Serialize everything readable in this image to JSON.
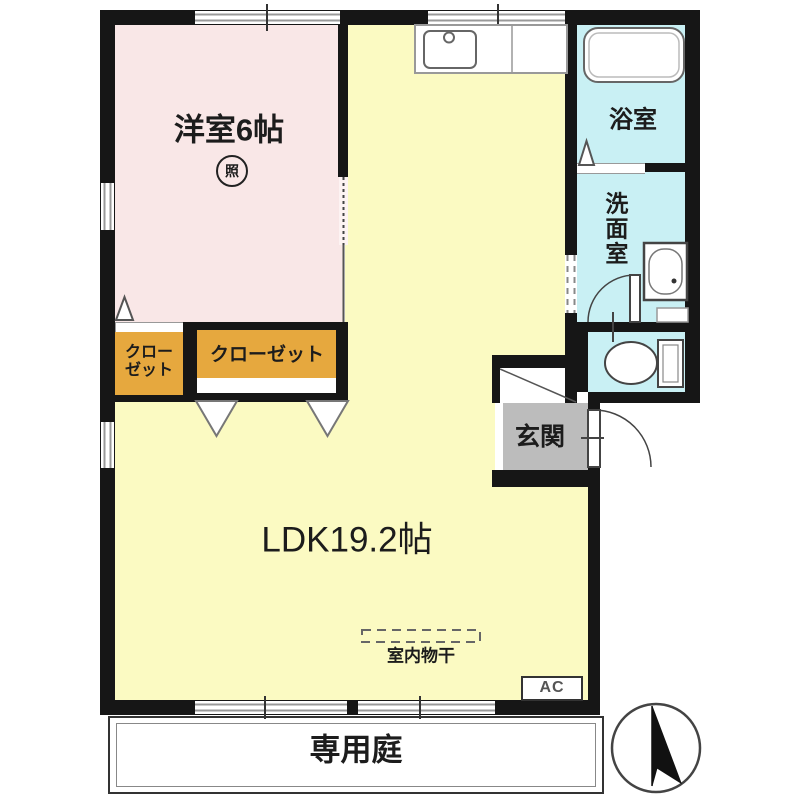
{
  "floorplan": {
    "western_room_label": "洋室6帖",
    "lighting_symbol": "照",
    "closet_small_line1": "クロー",
    "closet_small_line2": "ゼット",
    "closet_large_label": "クローゼット",
    "ldk_label": "LDK19.2帖",
    "bathroom_label": "浴室",
    "washroom_label": "洗面室",
    "entrance_label": "玄関",
    "indoor_drying_label": "室内物干",
    "ac_label": "AC",
    "garden_label": "専用庭"
  },
  "colors": {
    "wall": "#161616",
    "western_room": "#f9e7e7",
    "ldk": "#fbfac2",
    "wet_area": "#c9f0f4",
    "closet": "#e6a83e",
    "entrance": "#bcbcbc",
    "text": "#1c1c1c"
  }
}
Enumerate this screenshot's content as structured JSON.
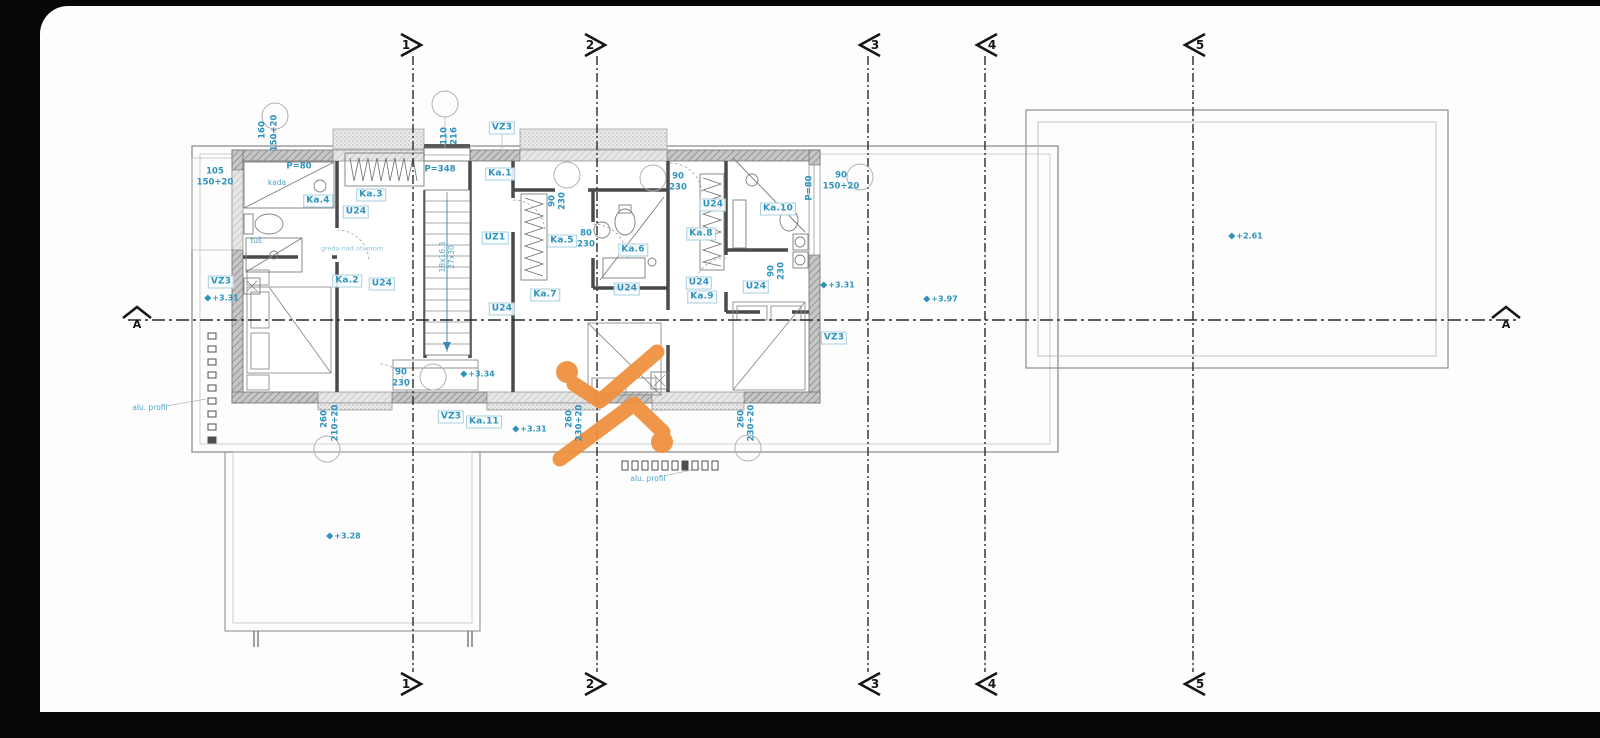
● ● ● ●
* [TASK PROMPT] Repeat each entry precisely as it appears. Leave the pictures out.

* [WRITTEN SOLUTION]
Serialize everything readable in this image to JSON.
{
  "floorplan": {
    "western_room_label": "洋室6帖",
    "lighting_symbol": "照",
    "closet_small_line1": "クロー",
    "closet_small_line2": "ゼット",
    "closet_large_label": "クローゼット",
    "ldk_label": "LDK19.2帖",
    "bathroom_label": "浴室",
    "washroom_label": "洗面室",
    "entrance_label": "玄関",
    "indoor_drying_label": "室内物干",
    "ac_label": "AC",
    "garden_label": "専用庭"
  },
  "colors": {
    "wall": "#161616",
    "western_room": "#f9e7e7",
    "ldk": "#fbfac2",
    "wet_area": "#c9f0f4",
    "closet": "#e6a83e",
    "entrance": "#bcbcbc",
    "text": "#1c1c1c"
  }
}
Enumerate this screenshot's content as structured JSON.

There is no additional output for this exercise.